Task goal = All lines in the data bearing the string "TSLA" should be identified and copied.

Provided material =
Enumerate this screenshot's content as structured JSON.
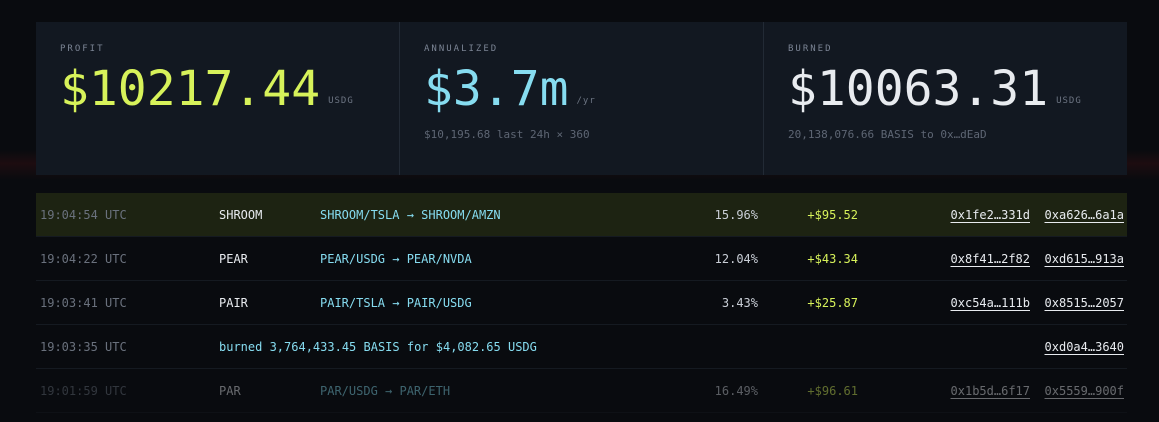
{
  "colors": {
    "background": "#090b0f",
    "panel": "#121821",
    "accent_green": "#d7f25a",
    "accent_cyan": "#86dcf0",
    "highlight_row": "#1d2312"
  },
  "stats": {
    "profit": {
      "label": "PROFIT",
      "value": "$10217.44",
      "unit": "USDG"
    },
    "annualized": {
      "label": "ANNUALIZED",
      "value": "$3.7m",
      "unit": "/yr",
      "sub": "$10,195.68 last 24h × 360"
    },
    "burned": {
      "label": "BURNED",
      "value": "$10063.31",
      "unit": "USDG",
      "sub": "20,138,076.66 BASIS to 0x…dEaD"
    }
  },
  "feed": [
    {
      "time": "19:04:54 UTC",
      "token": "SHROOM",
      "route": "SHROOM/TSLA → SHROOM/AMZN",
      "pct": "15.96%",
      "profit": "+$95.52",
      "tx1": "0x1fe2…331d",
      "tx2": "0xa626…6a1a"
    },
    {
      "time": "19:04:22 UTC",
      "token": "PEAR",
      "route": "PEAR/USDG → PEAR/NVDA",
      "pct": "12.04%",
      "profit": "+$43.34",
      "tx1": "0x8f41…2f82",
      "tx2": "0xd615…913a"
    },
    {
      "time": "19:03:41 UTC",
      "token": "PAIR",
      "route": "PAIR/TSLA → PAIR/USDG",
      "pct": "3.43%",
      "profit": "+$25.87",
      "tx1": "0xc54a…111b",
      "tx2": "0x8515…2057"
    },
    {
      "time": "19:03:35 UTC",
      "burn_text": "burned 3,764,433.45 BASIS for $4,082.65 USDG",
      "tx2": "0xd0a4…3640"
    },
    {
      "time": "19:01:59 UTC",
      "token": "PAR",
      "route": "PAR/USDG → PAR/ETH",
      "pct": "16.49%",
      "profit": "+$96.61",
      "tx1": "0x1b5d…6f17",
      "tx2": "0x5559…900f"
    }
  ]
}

Exercise output =
      "route": "SHROOM/TSLA → SHROOM/AMZN",
      "route": "PAIR/TSLA → PAIR/USDG",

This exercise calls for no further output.